→ **What is being asked**
Take the listing and print it in full, exactly as given.

→ **Listing**
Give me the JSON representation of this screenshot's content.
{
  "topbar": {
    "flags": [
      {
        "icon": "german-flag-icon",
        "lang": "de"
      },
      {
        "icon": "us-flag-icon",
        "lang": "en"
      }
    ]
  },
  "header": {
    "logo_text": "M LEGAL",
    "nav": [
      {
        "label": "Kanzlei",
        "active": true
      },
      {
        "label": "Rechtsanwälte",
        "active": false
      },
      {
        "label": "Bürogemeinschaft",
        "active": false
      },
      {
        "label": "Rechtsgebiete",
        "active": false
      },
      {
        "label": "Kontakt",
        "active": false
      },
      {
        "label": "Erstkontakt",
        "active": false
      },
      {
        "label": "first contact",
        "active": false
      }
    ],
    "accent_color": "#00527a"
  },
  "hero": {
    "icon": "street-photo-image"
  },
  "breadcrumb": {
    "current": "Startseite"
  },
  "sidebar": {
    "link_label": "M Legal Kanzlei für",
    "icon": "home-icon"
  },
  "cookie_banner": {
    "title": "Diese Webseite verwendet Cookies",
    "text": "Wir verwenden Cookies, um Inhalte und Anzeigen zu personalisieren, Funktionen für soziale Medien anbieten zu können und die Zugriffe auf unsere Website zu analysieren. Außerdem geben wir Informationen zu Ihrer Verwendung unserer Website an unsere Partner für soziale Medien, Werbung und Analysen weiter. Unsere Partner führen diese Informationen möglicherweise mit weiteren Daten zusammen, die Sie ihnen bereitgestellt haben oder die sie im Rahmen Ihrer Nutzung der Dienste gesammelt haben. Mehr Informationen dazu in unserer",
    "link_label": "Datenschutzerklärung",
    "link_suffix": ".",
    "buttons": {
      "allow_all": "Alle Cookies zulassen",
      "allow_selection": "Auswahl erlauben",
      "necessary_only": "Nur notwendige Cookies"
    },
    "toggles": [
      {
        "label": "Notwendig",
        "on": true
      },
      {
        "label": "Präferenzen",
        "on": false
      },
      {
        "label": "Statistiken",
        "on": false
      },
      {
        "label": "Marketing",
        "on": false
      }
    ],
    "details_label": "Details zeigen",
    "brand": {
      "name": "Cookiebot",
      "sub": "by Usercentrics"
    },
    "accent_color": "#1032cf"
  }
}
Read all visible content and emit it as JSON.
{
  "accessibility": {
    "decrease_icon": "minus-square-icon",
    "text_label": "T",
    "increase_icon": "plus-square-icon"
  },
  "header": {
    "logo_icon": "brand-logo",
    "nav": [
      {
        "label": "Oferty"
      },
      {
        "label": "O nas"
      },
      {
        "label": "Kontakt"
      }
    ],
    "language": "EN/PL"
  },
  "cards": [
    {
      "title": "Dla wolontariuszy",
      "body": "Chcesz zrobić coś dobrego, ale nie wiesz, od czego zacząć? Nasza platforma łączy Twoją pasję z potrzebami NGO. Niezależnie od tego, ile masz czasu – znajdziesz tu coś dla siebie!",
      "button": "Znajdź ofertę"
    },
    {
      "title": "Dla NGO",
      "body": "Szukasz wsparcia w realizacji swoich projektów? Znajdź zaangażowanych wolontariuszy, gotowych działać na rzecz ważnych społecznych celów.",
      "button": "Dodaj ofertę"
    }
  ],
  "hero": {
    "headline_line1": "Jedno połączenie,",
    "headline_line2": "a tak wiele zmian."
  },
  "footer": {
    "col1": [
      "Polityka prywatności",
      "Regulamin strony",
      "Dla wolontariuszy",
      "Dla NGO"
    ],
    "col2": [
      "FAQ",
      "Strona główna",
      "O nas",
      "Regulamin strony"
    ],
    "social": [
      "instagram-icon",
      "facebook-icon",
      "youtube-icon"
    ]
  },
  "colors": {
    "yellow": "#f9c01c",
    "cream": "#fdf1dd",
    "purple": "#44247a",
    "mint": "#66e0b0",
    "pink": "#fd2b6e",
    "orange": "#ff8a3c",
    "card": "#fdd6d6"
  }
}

→ **Task output**
Give me the JSON representation of this screenshot's content.
{
  "topbar": {
    "flags": [
      {
        "icon": "german-flag-icon",
        "lang": "de"
      },
      {
        "icon": "us-flag-icon",
        "lang": "en"
      }
    ]
  },
  "header": {
    "logo_text": "M LEGAL",
    "nav": [
      {
        "label": "Kanzlei",
        "active": true
      },
      {
        "label": "Rechtsanwälte",
        "active": false
      },
      {
        "label": "Bürogemeinschaft",
        "active": false
      },
      {
        "label": "Rechtsgebiete",
        "active": false
      },
      {
        "label": "Kontakt",
        "active": false
      },
      {
        "label": "Erstkontakt",
        "active": false
      },
      {
        "label": "first contact",
        "active": false
      }
    ],
    "accent_color": "#00527a"
  },
  "hero": {
    "icon": "street-photo-image"
  },
  "breadcrumb": {
    "current": "Startseite"
  },
  "sidebar": {
    "link_label": "M Legal Kanzlei für",
    "icon": "home-icon"
  },
  "cookie_banner": {
    "title": "Diese Webseite verwendet Cookies",
    "text": "Wir verwenden Cookies, um Inhalte und Anzeigen zu personalisieren, Funktionen für soziale Medien anbieten zu können und die Zugriffe auf unsere Website zu analysieren. Außerdem geben wir Informationen zu Ihrer Verwendung unserer Website an unsere Partner für soziale Medien, Werbung und Analysen weiter. Unsere Partner führen diese Informationen möglicherweise mit weiteren Daten zusammen, die Sie ihnen bereitgestellt haben oder die sie im Rahmen Ihrer Nutzung der Dienste gesammelt haben. Mehr Informationen dazu in unserer",
    "link_label": "Datenschutzerklärung",
    "link_suffix": ".",
    "buttons": {
      "allow_all": "Alle Cookies zulassen",
      "allow_selection": "Auswahl erlauben",
      "necessary_only": "Nur notwendige Cookies"
    },
    "toggles": [
      {
        "label": "Notwendig",
        "on": true
      },
      {
        "label": "Präferenzen",
        "on": false
      },
      {
        "label": "Statistiken",
        "on": false
      },
      {
        "label": "Marketing",
        "on": false
      }
    ],
    "details_label": "Details zeigen",
    "brand": {
      "name": "Cookiebot",
      "sub": "by Usercentrics"
    },
    "accent_color": "#1032cf"
  }
}
Read all visible content and emit it as JSON.
{
  "accessibility": {
    "decrease_icon": "minus-square-icon",
    "text_label": "T",
    "increase_icon": "plus-square-icon"
  },
  "header": {
    "logo_icon": "brand-logo",
    "nav": [
      {
        "label": "Oferty"
      },
      {
        "label": "O nas"
      },
      {
        "label": "Kontakt"
      }
    ],
    "language": "EN/PL"
  },
  "cards": [
    {
      "title": "Dla wolontariuszy",
      "body": "Chcesz zrobić coś dobrego, ale nie wiesz, od czego zacząć? Nasza platforma łączy Twoją pasję z potrzebami NGO. Niezależnie od tego, ile masz czasu – znajdziesz tu coś dla siebie!",
      "button": "Znajdź ofertę"
    },
    {
      "title": "Dla NGO",
      "body": "Szukasz wsparcia w realizacji swoich projektów? Znajdź zaangażowanych wolontariuszy, gotowych działać na rzecz ważnych społecznych celów.",
      "button": "Dodaj ofertę"
    }
  ],
  "hero": {
    "headline_line1": "Jedno połączenie,",
    "headline_line2": "a tak wiele zmian."
  },
  "footer": {
    "col1": [
      "Polityka prywatności",
      "Regulamin strony",
      "Dla wolontariuszy",
      "Dla NGO"
    ],
    "col2": [
      "FAQ",
      "Strona główna",
      "O nas",
      "Regulamin strony"
    ],
    "social": [
      "instagram-icon",
      "facebook-icon",
      "youtube-icon"
    ]
  },
  "colors": {
    "yellow": "#f9c01c",
    "cream": "#fdf1dd",
    "purple": "#44247a",
    "mint": "#66e0b0",
    "pink": "#fd2b6e",
    "orange": "#ff8a3c",
    "card": "#fdd6d6"
  }
}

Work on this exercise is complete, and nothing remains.